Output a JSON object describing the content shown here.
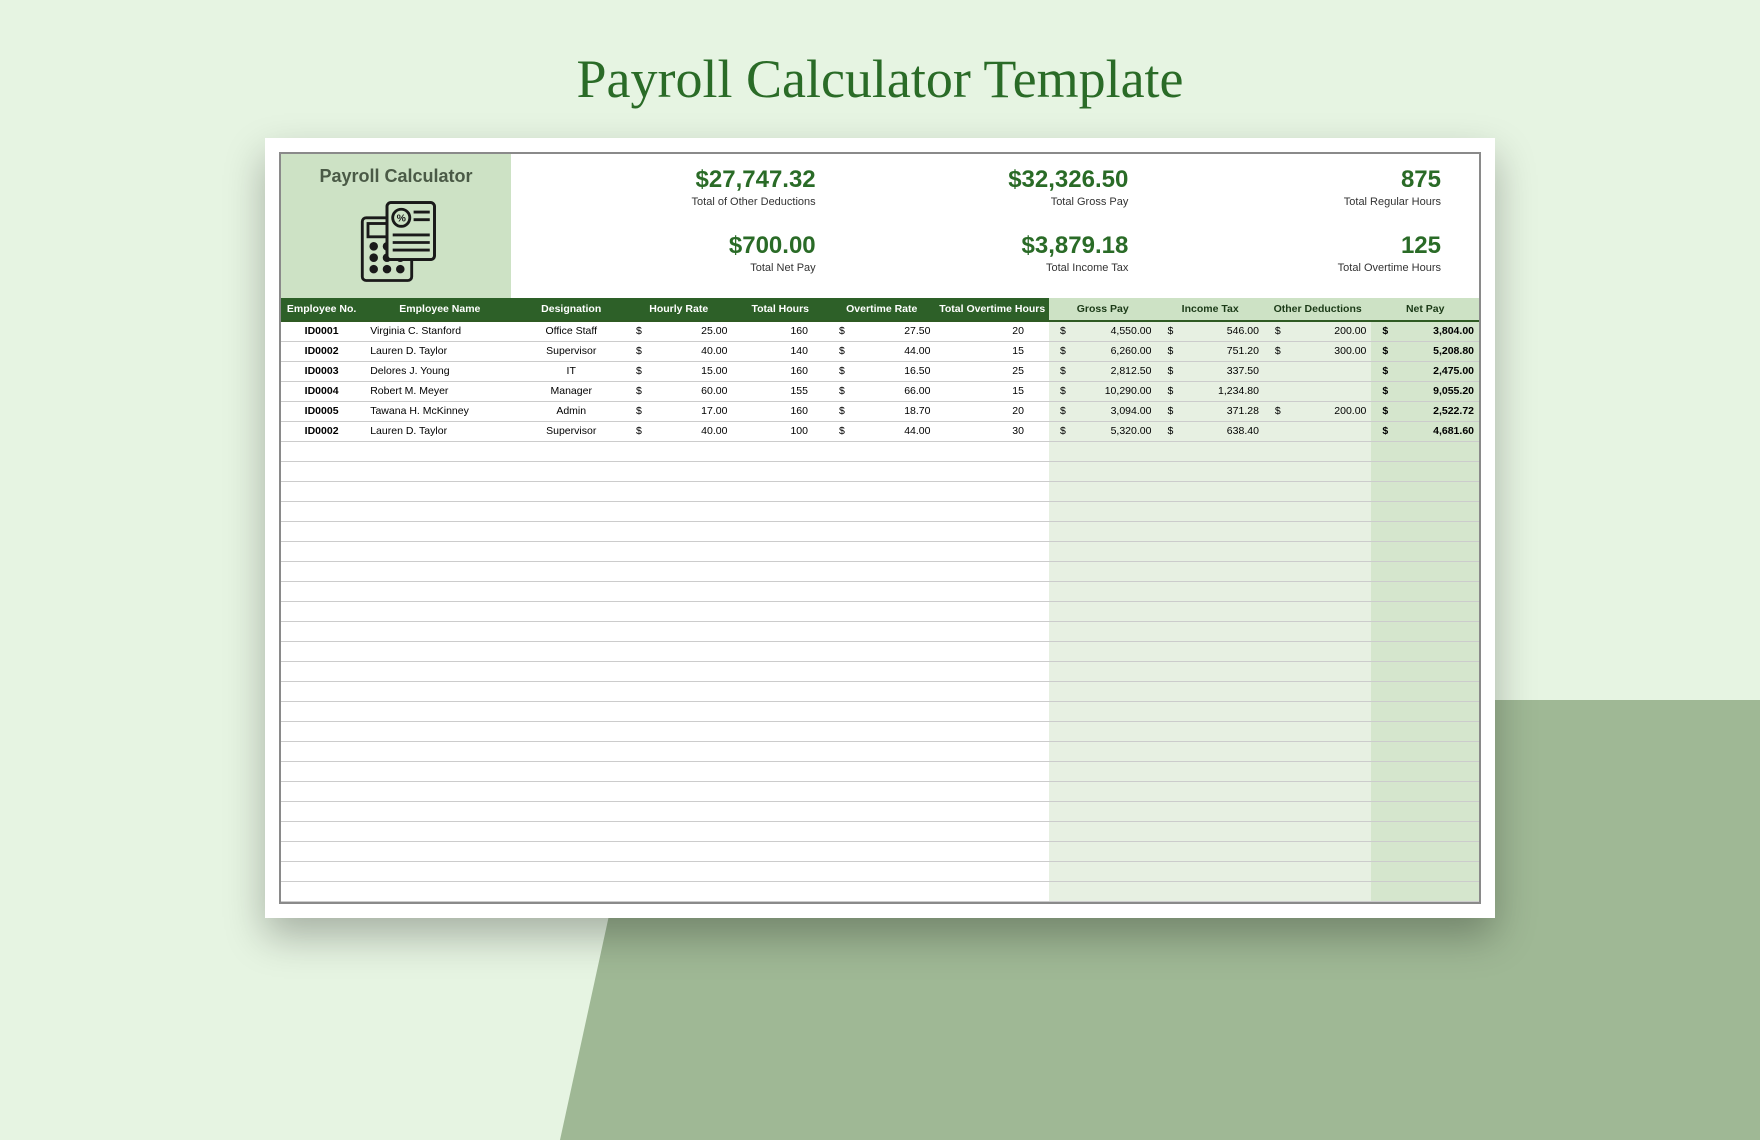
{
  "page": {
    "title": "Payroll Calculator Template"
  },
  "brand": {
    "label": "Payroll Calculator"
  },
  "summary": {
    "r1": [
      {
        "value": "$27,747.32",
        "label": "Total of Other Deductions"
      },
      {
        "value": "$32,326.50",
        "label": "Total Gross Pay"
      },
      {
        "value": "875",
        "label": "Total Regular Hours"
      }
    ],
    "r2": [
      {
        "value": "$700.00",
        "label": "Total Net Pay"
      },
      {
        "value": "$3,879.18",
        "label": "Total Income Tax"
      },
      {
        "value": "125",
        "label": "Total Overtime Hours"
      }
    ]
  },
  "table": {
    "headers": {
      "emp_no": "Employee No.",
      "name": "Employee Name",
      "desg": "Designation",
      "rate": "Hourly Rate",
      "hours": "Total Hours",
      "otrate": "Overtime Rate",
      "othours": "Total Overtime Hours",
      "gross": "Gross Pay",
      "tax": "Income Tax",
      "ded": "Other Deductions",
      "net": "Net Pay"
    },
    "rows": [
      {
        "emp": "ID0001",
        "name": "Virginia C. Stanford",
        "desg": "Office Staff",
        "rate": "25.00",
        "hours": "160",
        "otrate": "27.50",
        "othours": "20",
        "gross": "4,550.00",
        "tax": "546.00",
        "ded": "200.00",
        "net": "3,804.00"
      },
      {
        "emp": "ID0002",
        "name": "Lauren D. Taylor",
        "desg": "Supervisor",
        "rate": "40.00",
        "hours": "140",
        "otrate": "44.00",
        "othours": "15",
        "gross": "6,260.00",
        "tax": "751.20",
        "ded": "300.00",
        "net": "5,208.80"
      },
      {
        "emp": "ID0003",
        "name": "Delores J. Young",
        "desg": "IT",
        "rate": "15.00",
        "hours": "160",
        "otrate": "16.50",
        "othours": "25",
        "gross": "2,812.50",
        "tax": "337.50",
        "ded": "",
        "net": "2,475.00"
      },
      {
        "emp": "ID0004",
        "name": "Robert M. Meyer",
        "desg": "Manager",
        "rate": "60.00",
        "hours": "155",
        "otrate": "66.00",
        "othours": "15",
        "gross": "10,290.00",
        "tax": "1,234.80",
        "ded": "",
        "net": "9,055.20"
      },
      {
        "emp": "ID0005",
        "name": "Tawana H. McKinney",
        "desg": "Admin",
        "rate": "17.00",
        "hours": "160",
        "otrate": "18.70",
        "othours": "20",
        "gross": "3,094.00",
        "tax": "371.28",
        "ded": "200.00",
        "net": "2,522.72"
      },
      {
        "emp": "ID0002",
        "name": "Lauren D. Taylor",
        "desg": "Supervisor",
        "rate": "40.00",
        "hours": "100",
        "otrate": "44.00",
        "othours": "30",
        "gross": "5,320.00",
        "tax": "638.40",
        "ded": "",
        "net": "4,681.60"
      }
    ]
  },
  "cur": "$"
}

### TO DO
Your reply is one number: how many lines of the records above contain the word "name".

### SOLUTION BELOW
7